▸ **LISTED RECORDS**

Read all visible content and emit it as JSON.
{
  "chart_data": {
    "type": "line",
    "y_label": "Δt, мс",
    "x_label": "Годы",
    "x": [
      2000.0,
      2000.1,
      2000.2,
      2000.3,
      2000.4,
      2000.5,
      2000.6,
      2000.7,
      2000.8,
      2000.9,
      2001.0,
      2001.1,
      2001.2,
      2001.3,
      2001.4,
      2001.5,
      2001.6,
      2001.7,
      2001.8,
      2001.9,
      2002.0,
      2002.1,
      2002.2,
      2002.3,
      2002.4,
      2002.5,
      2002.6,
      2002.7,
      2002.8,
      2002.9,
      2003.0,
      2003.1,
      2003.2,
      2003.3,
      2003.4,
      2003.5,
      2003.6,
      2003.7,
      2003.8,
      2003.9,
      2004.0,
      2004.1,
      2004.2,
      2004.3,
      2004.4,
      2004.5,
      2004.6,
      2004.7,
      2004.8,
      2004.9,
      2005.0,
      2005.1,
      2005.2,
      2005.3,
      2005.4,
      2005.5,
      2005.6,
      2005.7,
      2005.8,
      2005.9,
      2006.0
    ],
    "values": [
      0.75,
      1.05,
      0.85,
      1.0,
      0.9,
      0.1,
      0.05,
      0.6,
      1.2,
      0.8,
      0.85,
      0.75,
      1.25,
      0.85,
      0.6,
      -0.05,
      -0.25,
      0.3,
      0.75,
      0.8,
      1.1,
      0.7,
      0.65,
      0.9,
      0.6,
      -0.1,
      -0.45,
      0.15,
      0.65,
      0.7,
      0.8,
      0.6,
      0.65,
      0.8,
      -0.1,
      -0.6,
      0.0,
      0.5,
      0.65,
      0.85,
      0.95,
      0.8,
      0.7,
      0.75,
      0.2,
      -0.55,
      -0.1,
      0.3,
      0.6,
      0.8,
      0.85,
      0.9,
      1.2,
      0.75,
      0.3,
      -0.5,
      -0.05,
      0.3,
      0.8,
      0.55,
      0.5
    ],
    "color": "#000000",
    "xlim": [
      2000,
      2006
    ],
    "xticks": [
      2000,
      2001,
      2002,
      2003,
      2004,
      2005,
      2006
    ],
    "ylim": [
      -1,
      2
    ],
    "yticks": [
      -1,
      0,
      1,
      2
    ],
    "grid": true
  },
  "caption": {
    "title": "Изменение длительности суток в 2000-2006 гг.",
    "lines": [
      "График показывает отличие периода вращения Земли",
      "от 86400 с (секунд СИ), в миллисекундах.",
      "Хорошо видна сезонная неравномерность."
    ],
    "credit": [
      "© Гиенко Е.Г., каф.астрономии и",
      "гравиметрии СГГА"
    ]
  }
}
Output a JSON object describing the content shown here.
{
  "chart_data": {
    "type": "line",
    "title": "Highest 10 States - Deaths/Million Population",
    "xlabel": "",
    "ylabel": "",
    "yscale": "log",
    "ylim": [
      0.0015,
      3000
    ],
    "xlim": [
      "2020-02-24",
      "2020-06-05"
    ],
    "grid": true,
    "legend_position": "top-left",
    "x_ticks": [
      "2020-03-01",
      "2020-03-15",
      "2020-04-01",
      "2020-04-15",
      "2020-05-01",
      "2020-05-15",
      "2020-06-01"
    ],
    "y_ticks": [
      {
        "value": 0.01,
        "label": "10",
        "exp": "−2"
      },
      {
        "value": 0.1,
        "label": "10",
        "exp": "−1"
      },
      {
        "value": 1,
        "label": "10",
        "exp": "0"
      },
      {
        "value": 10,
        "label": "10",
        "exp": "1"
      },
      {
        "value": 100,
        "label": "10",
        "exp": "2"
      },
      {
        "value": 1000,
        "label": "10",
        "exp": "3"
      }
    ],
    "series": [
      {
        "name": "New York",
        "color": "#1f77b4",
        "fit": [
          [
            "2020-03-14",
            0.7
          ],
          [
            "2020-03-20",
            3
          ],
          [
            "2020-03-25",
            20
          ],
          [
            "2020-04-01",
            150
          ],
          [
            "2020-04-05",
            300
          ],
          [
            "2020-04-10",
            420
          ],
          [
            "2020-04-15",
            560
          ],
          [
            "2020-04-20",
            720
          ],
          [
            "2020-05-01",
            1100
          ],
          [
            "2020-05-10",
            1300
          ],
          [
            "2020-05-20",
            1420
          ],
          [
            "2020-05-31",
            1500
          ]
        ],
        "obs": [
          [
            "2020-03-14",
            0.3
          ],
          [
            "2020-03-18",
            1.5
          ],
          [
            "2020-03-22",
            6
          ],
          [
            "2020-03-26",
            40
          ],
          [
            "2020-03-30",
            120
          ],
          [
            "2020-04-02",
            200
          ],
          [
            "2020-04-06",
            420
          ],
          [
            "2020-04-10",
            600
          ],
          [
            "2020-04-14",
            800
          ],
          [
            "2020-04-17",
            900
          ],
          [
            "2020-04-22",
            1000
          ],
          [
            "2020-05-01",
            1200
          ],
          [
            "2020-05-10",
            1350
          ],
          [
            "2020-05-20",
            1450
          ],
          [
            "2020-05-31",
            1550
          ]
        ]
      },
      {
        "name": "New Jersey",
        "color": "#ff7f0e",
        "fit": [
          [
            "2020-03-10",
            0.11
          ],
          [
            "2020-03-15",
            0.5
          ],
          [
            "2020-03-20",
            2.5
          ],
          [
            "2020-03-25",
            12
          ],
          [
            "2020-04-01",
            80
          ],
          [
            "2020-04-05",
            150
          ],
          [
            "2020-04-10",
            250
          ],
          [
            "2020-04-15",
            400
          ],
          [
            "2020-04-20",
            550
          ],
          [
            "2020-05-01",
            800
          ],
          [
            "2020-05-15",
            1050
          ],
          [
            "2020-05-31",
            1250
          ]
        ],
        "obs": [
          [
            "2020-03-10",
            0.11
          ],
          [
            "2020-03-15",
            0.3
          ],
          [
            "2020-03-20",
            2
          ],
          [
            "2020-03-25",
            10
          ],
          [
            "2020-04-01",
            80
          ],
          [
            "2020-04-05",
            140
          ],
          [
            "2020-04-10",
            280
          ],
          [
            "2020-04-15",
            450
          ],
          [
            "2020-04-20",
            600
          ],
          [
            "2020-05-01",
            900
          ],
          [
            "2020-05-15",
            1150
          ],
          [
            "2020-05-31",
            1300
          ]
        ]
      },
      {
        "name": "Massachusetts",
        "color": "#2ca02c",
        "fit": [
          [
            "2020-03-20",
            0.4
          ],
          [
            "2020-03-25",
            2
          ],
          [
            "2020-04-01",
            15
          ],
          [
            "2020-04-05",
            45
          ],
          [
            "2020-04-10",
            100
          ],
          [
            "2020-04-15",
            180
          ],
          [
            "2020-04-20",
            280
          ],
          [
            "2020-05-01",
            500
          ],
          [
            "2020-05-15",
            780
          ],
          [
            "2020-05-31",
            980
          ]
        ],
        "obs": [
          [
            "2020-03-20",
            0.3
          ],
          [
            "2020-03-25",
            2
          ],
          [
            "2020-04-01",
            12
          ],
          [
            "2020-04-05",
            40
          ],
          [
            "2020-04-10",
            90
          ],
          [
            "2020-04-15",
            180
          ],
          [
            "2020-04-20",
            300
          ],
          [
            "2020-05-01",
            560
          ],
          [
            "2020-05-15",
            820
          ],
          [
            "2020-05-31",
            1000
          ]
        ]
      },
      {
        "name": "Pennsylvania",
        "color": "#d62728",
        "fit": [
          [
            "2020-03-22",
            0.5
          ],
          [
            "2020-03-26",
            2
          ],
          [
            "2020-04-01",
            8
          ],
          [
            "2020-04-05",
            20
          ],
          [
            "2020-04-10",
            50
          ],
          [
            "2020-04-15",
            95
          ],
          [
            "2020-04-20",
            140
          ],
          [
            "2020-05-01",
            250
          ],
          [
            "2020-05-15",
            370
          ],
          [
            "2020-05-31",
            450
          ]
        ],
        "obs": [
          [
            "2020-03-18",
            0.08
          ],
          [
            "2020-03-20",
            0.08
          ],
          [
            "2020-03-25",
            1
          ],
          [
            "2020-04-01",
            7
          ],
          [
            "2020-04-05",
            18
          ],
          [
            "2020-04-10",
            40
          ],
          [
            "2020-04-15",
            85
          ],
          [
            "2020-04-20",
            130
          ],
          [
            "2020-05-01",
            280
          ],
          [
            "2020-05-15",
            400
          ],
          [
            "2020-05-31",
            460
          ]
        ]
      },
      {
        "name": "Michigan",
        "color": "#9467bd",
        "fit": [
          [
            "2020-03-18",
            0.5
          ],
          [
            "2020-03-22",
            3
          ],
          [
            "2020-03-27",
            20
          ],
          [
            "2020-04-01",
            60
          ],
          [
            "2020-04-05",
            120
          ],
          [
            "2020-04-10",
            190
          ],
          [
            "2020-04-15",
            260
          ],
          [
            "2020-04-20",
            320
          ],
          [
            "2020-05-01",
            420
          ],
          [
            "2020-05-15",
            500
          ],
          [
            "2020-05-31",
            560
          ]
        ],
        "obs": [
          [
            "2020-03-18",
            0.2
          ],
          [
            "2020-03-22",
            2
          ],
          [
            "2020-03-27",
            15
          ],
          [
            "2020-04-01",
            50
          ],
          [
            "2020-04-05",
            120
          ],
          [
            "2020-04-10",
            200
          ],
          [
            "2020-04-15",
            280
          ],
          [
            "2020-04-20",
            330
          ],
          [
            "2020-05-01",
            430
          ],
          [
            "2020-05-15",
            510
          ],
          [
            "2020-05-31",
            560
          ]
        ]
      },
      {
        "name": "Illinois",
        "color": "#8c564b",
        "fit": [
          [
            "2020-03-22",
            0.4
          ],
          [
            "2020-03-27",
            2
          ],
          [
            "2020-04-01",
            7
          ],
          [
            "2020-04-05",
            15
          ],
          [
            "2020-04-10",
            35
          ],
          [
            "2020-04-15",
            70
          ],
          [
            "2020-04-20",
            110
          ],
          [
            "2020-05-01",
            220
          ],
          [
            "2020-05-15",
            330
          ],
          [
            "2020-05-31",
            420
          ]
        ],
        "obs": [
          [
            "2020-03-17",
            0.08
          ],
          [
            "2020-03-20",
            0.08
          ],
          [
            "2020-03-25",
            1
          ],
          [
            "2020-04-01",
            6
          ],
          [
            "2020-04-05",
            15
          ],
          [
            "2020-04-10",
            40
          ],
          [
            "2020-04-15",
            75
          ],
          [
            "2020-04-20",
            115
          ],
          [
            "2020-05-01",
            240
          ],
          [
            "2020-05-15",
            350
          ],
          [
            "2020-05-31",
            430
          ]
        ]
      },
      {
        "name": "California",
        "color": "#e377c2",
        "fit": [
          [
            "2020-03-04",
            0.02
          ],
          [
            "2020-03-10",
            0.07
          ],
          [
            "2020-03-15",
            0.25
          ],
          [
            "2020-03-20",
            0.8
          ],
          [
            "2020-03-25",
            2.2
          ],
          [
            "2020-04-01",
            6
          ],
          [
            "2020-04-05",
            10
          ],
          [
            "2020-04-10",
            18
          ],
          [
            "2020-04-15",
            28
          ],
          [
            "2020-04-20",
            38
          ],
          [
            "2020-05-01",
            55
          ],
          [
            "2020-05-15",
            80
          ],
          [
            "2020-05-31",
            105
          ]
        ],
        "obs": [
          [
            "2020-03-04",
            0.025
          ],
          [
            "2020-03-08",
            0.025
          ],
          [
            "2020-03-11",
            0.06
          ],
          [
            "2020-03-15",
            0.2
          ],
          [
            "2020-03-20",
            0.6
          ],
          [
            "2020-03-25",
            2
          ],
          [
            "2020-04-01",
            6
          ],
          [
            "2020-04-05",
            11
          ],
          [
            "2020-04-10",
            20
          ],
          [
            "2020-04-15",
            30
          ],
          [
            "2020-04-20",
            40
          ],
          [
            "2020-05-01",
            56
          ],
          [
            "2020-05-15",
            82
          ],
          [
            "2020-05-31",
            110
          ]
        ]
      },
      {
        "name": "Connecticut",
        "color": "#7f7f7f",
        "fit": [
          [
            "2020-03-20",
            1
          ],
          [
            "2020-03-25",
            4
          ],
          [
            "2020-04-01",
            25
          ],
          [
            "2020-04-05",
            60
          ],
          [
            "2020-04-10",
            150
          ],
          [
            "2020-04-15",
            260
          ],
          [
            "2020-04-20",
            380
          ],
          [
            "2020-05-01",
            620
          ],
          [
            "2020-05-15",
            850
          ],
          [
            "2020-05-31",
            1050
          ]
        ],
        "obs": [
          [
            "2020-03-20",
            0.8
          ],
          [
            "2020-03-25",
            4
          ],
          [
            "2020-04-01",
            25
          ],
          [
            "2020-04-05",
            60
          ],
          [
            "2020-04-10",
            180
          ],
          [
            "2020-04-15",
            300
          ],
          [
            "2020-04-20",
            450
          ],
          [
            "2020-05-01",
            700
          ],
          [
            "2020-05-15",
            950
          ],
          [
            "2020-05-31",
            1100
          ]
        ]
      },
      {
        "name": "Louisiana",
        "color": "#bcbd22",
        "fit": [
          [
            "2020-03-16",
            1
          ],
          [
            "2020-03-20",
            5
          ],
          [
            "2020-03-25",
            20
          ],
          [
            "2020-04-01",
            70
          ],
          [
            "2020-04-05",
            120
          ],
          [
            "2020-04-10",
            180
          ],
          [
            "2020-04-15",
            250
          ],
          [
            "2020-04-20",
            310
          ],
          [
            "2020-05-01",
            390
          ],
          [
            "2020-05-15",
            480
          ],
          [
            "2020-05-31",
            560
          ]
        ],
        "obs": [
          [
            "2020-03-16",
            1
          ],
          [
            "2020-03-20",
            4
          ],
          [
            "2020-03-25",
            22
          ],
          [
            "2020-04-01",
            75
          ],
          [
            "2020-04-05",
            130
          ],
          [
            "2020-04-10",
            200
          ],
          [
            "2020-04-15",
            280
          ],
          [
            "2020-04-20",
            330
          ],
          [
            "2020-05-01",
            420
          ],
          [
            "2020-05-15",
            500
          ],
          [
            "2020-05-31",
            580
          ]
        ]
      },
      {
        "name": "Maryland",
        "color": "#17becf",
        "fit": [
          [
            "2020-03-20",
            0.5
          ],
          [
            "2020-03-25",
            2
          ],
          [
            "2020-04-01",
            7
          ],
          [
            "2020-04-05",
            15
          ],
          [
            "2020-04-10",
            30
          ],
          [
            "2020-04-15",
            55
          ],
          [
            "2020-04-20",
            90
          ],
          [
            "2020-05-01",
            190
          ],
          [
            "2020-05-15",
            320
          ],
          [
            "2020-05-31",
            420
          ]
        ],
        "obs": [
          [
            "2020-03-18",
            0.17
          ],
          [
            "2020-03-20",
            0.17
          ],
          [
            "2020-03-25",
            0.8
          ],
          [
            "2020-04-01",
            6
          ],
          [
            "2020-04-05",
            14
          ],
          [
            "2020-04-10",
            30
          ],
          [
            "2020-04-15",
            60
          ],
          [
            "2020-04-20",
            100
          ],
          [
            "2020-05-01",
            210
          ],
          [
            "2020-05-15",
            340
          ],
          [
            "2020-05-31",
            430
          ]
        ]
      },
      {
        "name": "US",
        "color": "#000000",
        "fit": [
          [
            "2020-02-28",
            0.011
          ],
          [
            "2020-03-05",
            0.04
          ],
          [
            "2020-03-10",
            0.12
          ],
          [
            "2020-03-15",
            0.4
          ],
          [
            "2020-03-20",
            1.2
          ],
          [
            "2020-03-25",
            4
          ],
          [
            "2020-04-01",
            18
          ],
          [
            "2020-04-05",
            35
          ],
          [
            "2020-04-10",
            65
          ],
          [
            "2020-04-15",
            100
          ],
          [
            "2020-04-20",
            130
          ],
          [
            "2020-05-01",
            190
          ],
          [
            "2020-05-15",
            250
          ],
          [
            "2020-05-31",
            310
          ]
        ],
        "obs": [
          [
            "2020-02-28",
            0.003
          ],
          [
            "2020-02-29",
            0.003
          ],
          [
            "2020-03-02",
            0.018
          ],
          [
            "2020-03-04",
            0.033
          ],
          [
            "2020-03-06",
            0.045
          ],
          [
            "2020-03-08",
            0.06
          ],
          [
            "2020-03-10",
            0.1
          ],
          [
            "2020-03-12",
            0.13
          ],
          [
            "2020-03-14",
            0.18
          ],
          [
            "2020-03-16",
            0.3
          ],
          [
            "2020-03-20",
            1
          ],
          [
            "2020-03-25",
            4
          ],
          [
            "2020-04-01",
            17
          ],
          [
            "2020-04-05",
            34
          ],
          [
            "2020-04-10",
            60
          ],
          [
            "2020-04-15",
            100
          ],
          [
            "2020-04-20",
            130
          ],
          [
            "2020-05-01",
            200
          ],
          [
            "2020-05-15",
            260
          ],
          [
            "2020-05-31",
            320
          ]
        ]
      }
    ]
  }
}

▸ **WHAT TO PRODUCE**
Show, from the listing above, each line that contains the word "name".

▸ **CORRECT RESULT**
        "name": "New York",
        "name": "New Jersey",
        "name": "Massachusetts",
        "name": "Pennsylvania",
        "name": "Michigan",
        "name": "Illinois",
        "name": "California",
        "name": "Connecticut",
        "name": "Louisiana",
        "name": "Maryland",
        "name": "US",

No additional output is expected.